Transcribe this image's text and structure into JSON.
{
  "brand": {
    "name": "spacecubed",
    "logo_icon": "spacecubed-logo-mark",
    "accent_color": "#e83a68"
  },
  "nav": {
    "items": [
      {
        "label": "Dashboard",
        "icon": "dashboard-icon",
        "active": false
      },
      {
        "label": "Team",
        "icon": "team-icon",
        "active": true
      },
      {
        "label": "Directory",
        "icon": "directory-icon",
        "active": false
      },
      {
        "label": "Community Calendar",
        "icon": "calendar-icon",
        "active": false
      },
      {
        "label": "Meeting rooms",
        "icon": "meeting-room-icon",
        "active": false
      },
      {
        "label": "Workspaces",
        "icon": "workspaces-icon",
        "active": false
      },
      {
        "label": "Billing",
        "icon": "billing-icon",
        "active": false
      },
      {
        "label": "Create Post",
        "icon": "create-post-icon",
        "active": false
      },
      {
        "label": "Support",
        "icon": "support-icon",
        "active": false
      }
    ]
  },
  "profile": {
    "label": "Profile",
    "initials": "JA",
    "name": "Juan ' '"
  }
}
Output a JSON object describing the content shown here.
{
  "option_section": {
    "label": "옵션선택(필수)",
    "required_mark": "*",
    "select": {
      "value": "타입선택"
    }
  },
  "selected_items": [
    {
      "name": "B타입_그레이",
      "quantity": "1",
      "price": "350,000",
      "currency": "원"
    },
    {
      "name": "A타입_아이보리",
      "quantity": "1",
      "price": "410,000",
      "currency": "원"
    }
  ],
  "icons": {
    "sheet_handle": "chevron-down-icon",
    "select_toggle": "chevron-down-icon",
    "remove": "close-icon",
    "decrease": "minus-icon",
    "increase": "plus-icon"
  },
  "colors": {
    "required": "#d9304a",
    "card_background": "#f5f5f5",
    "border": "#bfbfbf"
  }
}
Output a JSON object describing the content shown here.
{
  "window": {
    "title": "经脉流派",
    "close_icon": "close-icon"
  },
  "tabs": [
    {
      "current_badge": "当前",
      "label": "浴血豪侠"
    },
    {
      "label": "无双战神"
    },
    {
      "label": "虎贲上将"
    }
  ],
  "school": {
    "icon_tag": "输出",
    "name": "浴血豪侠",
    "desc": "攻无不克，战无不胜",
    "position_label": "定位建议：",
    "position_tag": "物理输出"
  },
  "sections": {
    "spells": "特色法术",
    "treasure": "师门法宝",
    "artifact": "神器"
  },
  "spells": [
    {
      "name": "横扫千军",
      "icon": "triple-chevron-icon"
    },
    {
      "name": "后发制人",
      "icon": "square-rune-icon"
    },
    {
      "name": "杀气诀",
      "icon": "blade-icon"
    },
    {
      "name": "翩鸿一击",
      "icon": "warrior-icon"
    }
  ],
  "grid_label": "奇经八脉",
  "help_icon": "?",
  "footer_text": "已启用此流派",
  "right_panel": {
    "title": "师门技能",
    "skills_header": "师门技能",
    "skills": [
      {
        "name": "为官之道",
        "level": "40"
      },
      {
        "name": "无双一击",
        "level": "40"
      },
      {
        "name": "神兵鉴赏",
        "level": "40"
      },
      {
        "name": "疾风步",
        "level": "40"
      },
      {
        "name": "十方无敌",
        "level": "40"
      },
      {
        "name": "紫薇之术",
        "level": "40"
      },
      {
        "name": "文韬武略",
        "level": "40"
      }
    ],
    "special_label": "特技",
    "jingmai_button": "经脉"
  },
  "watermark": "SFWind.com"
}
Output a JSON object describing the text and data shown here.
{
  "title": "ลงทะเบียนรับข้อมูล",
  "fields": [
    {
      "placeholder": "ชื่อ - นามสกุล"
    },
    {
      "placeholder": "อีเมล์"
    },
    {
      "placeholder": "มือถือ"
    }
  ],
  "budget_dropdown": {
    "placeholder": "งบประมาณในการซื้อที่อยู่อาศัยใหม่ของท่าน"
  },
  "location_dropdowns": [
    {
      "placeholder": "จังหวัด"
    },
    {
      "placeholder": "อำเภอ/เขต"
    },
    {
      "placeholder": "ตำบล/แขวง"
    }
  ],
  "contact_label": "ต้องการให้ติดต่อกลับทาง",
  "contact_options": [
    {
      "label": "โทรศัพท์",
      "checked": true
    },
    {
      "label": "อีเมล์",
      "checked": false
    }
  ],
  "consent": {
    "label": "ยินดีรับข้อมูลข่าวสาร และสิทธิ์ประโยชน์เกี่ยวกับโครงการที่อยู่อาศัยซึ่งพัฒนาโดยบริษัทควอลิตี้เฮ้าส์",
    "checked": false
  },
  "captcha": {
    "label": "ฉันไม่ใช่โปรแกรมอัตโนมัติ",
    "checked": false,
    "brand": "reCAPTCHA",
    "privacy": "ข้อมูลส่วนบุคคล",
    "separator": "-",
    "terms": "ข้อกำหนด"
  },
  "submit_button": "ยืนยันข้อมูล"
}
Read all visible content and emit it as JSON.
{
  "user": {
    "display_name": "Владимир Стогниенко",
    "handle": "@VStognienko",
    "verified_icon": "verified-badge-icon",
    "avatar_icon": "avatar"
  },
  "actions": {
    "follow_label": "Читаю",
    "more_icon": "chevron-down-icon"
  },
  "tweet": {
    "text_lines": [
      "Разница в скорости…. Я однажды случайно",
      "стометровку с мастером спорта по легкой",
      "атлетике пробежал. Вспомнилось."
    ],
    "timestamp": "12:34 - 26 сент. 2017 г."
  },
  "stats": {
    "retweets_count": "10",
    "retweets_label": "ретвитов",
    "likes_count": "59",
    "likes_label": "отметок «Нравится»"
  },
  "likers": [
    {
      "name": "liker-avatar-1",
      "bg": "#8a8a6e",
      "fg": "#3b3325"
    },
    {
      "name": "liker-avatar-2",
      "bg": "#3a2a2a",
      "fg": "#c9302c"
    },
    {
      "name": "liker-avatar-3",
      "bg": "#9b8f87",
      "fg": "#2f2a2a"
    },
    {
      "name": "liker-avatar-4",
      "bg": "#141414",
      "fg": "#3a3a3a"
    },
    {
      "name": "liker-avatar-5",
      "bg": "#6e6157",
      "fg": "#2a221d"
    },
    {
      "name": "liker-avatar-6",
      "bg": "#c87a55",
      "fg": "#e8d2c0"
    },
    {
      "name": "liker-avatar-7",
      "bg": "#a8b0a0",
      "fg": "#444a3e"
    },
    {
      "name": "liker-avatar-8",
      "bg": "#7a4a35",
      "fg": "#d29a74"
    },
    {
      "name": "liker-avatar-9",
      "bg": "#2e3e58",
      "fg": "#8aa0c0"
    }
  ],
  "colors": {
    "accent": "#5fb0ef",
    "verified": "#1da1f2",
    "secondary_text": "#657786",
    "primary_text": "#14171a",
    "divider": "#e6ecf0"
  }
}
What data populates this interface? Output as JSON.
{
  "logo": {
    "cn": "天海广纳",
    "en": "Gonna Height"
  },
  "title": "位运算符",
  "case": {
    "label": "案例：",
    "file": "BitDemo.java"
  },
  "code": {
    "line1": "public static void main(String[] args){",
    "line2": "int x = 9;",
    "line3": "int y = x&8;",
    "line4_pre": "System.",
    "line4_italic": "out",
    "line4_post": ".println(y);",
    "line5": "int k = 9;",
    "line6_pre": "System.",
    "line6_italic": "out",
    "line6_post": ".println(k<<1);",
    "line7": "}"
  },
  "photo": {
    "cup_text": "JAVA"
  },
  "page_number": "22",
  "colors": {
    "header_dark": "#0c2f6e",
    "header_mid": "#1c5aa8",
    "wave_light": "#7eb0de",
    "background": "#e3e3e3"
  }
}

☆ ☆ ☆ ☆ ☆ ☆ ☆

- Exercise directions:
Transcribe the data. Leave every line exactly as it is.

- Result for this exercise:
Transcribe this image's text and structure into JSON.
{
  "brand": {
    "name": "spacecubed",
    "logo_icon": "spacecubed-logo-mark",
    "accent_color": "#e83a68"
  },
  "nav": {
    "items": [
      {
        "label": "Dashboard",
        "icon": "dashboard-icon",
        "active": false
      },
      {
        "label": "Team",
        "icon": "team-icon",
        "active": true
      },
      {
        "label": "Directory",
        "icon": "directory-icon",
        "active": false
      },
      {
        "label": "Community Calendar",
        "icon": "calendar-icon",
        "active": false
      },
      {
        "label": "Meeting rooms",
        "icon": "meeting-room-icon",
        "active": false
      },
      {
        "label": "Workspaces",
        "icon": "workspaces-icon",
        "active": false
      },
      {
        "label": "Billing",
        "icon": "billing-icon",
        "active": false
      },
      {
        "label": "Create Post",
        "icon": "create-post-icon",
        "active": false
      },
      {
        "label": "Support",
        "icon": "support-icon",
        "active": false
      }
    ]
  },
  "profile": {
    "label": "Profile",
    "initials": "JA",
    "name": "Juan ' '"
  }
}
Output a JSON object describing the content shown here.
{
  "option_section": {
    "label": "옵션선택(필수)",
    "required_mark": "*",
    "select": {
      "value": "타입선택"
    }
  },
  "selected_items": [
    {
      "name": "B타입_그레이",
      "quantity": "1",
      "price": "350,000",
      "currency": "원"
    },
    {
      "name": "A타입_아이보리",
      "quantity": "1",
      "price": "410,000",
      "currency": "원"
    }
  ],
  "icons": {
    "sheet_handle": "chevron-down-icon",
    "select_toggle": "chevron-down-icon",
    "remove": "close-icon",
    "decrease": "minus-icon",
    "increase": "plus-icon"
  },
  "colors": {
    "required": "#d9304a",
    "card_background": "#f5f5f5",
    "border": "#bfbfbf"
  }
}
Output a JSON object describing the content shown here.
{
  "window": {
    "title": "经脉流派",
    "close_icon": "close-icon"
  },
  "tabs": [
    {
      "current_badge": "当前",
      "label": "浴血豪侠"
    },
    {
      "label": "无双战神"
    },
    {
      "label": "虎贲上将"
    }
  ],
  "school": {
    "icon_tag": "输出",
    "name": "浴血豪侠",
    "desc": "攻无不克，战无不胜",
    "position_label": "定位建议：",
    "position_tag": "物理输出"
  },
  "sections": {
    "spells": "特色法术",
    "treasure": "师门法宝",
    "artifact": "神器"
  },
  "spells": [
    {
      "name": "横扫千军",
      "icon": "triple-chevron-icon"
    },
    {
      "name": "后发制人",
      "icon": "square-rune-icon"
    },
    {
      "name": "杀气诀",
      "icon": "blade-icon"
    },
    {
      "name": "翩鸿一击",
      "icon": "warrior-icon"
    }
  ],
  "grid_label": "奇经八脉",
  "help_icon": "?",
  "footer_text": "已启用此流派",
  "right_panel": {
    "title": "师门技能",
    "skills_header": "师门技能",
    "skills": [
      {
        "name": "为官之道",
        "level": "40"
      },
      {
        "name": "无双一击",
        "level": "40"
      },
      {
        "name": "神兵鉴赏",
        "level": "40"
      },
      {
        "name": "疾风步",
        "level": "40"
      },
      {
        "name": "十方无敌",
        "level": "40"
      },
      {
        "name": "紫薇之术",
        "level": "40"
      },
      {
        "name": "文韬武略",
        "level": "40"
      }
    ],
    "special_label": "特技",
    "jingmai_button": "经脉"
  },
  "watermark": "SFWind.com"
}
Output a JSON object describing the text and data shown here.
{
  "title": "ลงทะเบียนรับข้อมูล",
  "fields": [
    {
      "placeholder": "ชื่อ - นามสกุล"
    },
    {
      "placeholder": "อีเมล์"
    },
    {
      "placeholder": "มือถือ"
    }
  ],
  "budget_dropdown": {
    "placeholder": "งบประมาณในการซื้อที่อยู่อาศัยใหม่ของท่าน"
  },
  "location_dropdowns": [
    {
      "placeholder": "จังหวัด"
    },
    {
      "placeholder": "อำเภอ/เขต"
    },
    {
      "placeholder": "ตำบล/แขวง"
    }
  ],
  "contact_label": "ต้องการให้ติดต่อกลับทาง",
  "contact_options": [
    {
      "label": "โทรศัพท์",
      "checked": true
    },
    {
      "label": "อีเมล์",
      "checked": false
    }
  ],
  "consent": {
    "label": "ยินดีรับข้อมูลข่าวสาร และสิทธิ์ประโยชน์เกี่ยวกับโครงการที่อยู่อาศัยซึ่งพัฒนาโดยบริษัทควอลิตี้เฮ้าส์",
    "checked": false
  },
  "captcha": {
    "label": "ฉันไม่ใช่โปรแกรมอัตโนมัติ",
    "checked": false,
    "brand": "reCAPTCHA",
    "privacy": "ข้อมูลส่วนบุคคล",
    "separator": "-",
    "terms": "ข้อกำหนด"
  },
  "submit_button": "ยืนยันข้อมูล"
}
Read all visible content and emit it as JSON.
{
  "user": {
    "display_name": "Владимир Стогниенко",
    "handle": "@VStognienko",
    "verified_icon": "verified-badge-icon",
    "avatar_icon": "avatar"
  },
  "actions": {
    "follow_label": "Читаю",
    "more_icon": "chevron-down-icon"
  },
  "tweet": {
    "text_lines": [
      "Разница в скорости…. Я однажды случайно",
      "стометровку с мастером спорта по легкой",
      "атлетике пробежал. Вспомнилось."
    ],
    "timestamp": "12:34 - 26 сент. 2017 г."
  },
  "stats": {
    "retweets_count": "10",
    "retweets_label": "ретвитов",
    "likes_count": "59",
    "likes_label": "отметок «Нравится»"
  },
  "likers": [
    {
      "name": "liker-avatar-1",
      "bg": "#8a8a6e",
      "fg": "#3b3325"
    },
    {
      "name": "liker-avatar-2",
      "bg": "#3a2a2a",
      "fg": "#c9302c"
    },
    {
      "name": "liker-avatar-3",
      "bg": "#9b8f87",
      "fg": "#2f2a2a"
    },
    {
      "name": "liker-avatar-4",
      "bg": "#141414",
      "fg": "#3a3a3a"
    },
    {
      "name": "liker-avatar-5",
      "bg": "#6e6157",
      "fg": "#2a221d"
    },
    {
      "name": "liker-avatar-6",
      "bg": "#c87a55",
      "fg": "#e8d2c0"
    },
    {
      "name": "liker-avatar-7",
      "bg": "#a8b0a0",
      "fg": "#444a3e"
    },
    {
      "name": "liker-avatar-8",
      "bg": "#7a4a35",
      "fg": "#d29a74"
    },
    {
      "name": "liker-avatar-9",
      "bg": "#2e3e58",
      "fg": "#8aa0c0"
    }
  ],
  "colors": {
    "accent": "#5fb0ef",
    "verified": "#1da1f2",
    "secondary_text": "#657786",
    "primary_text": "#14171a",
    "divider": "#e6ecf0"
  }
}
What data populates this interface? Output as JSON.
{
  "logo": {
    "cn": "天海广纳",
    "en": "Gonna Height"
  },
  "title": "位运算符",
  "case": {
    "label": "案例：",
    "file": "BitDemo.java"
  },
  "code": {
    "line1": "public static void main(String[] args){",
    "line2": "int x = 9;",
    "line3": "int y = x&8;",
    "line4_pre": "System.",
    "line4_italic": "out",
    "line4_post": ".println(y);",
    "line5": "int k = 9;",
    "line6_pre": "System.",
    "line6_italic": "out",
    "line6_post": ".println(k<<1);",
    "line7": "}"
  },
  "photo": {
    "cup_text": "JAVA"
  },
  "page_number": "22",
  "colors": {
    "header_dark": "#0c2f6e",
    "header_mid": "#1c5aa8",
    "wave_light": "#7eb0de",
    "background": "#e3e3e3"
  }
}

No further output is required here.